* start Dataset records *

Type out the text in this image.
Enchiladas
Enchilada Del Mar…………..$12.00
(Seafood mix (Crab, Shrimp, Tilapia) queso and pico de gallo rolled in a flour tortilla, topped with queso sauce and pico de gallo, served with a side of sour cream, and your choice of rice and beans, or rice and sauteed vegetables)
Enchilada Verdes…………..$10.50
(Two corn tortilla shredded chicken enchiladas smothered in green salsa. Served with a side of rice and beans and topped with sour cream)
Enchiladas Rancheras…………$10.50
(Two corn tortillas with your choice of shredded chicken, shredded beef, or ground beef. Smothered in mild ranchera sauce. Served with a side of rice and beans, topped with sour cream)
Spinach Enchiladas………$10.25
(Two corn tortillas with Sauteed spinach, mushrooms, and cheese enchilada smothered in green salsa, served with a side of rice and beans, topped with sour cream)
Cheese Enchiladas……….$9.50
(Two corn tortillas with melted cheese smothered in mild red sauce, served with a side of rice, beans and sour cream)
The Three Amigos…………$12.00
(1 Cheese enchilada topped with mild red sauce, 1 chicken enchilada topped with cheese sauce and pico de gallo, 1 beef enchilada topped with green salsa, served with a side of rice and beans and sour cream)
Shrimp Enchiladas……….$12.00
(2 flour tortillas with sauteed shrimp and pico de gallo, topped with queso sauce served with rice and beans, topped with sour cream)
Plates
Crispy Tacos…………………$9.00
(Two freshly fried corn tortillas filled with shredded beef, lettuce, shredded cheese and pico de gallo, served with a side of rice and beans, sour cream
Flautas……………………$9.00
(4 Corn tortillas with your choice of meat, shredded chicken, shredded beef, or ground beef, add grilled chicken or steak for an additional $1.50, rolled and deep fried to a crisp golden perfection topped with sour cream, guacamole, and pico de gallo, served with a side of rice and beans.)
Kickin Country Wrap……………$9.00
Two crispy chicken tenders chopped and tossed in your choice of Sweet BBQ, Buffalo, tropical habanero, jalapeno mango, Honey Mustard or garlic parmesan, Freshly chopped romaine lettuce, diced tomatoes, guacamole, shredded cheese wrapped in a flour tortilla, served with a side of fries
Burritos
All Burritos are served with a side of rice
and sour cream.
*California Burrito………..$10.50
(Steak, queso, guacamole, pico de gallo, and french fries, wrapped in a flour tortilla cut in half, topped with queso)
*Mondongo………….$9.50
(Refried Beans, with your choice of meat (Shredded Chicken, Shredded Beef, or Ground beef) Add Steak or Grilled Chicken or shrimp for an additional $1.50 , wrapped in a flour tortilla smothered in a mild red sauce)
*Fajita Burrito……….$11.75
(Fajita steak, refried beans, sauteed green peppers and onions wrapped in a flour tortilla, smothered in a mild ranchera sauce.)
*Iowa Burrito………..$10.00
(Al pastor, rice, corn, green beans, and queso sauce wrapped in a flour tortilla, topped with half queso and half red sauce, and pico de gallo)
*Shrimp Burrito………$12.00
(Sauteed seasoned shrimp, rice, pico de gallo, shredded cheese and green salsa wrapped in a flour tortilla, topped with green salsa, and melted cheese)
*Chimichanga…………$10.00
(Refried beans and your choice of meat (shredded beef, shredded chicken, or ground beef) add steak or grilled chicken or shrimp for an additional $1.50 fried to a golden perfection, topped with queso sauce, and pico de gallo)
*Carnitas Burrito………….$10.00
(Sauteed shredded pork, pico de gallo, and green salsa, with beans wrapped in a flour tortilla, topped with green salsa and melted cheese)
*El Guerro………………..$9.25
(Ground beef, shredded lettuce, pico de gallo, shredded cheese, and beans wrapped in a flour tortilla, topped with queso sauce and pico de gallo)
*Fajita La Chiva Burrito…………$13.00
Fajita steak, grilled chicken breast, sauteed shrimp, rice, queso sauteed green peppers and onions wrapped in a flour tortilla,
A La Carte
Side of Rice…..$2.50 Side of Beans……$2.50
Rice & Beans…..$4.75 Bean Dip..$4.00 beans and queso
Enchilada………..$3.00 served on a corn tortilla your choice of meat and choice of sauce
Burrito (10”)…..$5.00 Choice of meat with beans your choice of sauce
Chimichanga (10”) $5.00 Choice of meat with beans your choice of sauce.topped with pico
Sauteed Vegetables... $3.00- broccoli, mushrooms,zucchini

* end Dataset records *

• _Work to complete_: Retype the listing above in full, with no alterations.

• _Full output_:
Type out the text in this image.
Enchiladas
Enchilada Del Mar…………..$12.00
(Seafood mix (Crab, Shrimp, Tilapia) queso and pico de gallo rolled in a flour tortilla, topped with queso sauce and pico de gallo, served with a side of sour cream, and your choice of rice and beans, or rice and sauteed vegetables)
Enchilada Verdes…………..$10.50
(Two corn tortilla shredded chicken enchiladas smothered in green salsa. Served with a side of rice and beans and topped with sour cream)
Enchiladas Rancheras…………$10.50
(Two corn tortillas with your choice of shredded chicken, shredded beef, or ground beef. Smothered in mild ranchera sauce. Served with a side of rice and beans, topped with sour cream)
Spinach Enchiladas………$10.25
(Two corn tortillas with Sauteed spinach, mushrooms, and cheese enchilada smothered in green salsa, served with a side of rice and beans, topped with sour cream)
Cheese Enchiladas……….$9.50
(Two corn tortillas with melted cheese smothered in mild red sauce, served with a side of rice, beans and sour cream)
The Three Amigos…………$12.00
(1 Cheese enchilada topped with mild red sauce, 1 chicken enchilada topped with cheese sauce and pico de gallo, 1 beef enchilada topped with green salsa, served with a side of rice and beans and sour cream)
Shrimp Enchiladas……….$12.00
(2 flour tortillas with sauteed shrimp and pico de gallo, topped with queso sauce served with rice and beans, topped with sour cream)
Plates
Crispy Tacos…………………$9.00
(Two freshly fried corn tortillas filled with shredded beef, lettuce, shredded cheese and pico de gallo, served with a side of rice and beans, sour cream
Flautas……………………$9.00
(4 Corn tortillas with your choice of meat, shredded chicken, shredded beef, or ground beef, add grilled chicken or steak for an additional $1.50, rolled and deep fried to a crisp golden perfection topped with sour cream, guacamole, and pico de gallo, served with a side of rice and beans.)
Kickin Country Wrap……………$9.00
Two crispy chicken tenders chopped and tossed in your choice of Sweet BBQ, Buffalo, tropical habanero, jalapeno mango, Honey Mustard or garlic parmesan, Freshly chopped romaine lettuce, diced tomatoes, guacamole, shredded cheese wrapped in a flour tortilla, served with a side of fries
Burritos
All Burritos are served with a side of rice
and sour cream.
*California Burrito………..$10.50
(Steak, queso, guacamole, pico de gallo, and french fries, wrapped in a flour tortilla cut in half, topped with queso)
*Mondongo………….$9.50
(Refried Beans, with your choice of meat (Shredded Chicken, Shredded Beef, or Ground beef) Add Steak or Grilled Chicken or shrimp for an additional $1.50 , wrapped in a flour tortilla smothered in a mild red sauce)
*Fajita Burrito……….$11.75
(Fajita steak, refried beans, sauteed green peppers and onions wrapped in a flour tortilla, smothered in a mild ranchera sauce.)
*Iowa Burrito………..$10.00
(Al pastor, rice, corn, green beans, and queso sauce wrapped in a flour tortilla, topped with half queso and half red sauce, and pico de gallo)
*Shrimp Burrito………$12.00
(Sauteed seasoned shrimp, rice, pico de gallo, shredded cheese and green salsa wrapped in a flour tortilla, topped with green salsa, and melted cheese)
*Chimichanga…………$10.00
(Refried beans and your choice of meat (shredded beef, shredded chicken, or ground beef) add steak or grilled chicken or shrimp for an additional $1.50 fried to a golden perfection, topped with queso sauce, and pico de gallo)
*Carnitas Burrito………….$10.00
(Sauteed shredded pork, pico de gallo, and green salsa, with beans wrapped in a flour tortilla, topped with green salsa and melted cheese)
*El Guerro………………..$9.25
(Ground beef, shredded lettuce, pico de gallo, shredded cheese, and beans wrapped in a flour tortilla, topped with queso sauce and pico de gallo)
*Fajita La Chiva Burrito…………$13.00
Fajita steak, grilled chicken breast, sauteed shrimp, rice, queso sauteed green peppers and onions wrapped in a flour tortilla,
A La Carte
Side of Rice…..$2.50 Side of Beans……$2.50
Rice & Beans…..$4.75 Bean Dip..$4.00 beans and queso
Enchilada………..$3.00 served on a corn tortilla your choice of meat and choice of sauce
Burrito (10”)…..$5.00 Choice of meat with beans your choice of sauce
Chimichanga (10”) $5.00 Choice of meat with beans your choice of sauce.topped with pico
Sauteed Vegetables... $3.00- broccoli, mushrooms,zucchini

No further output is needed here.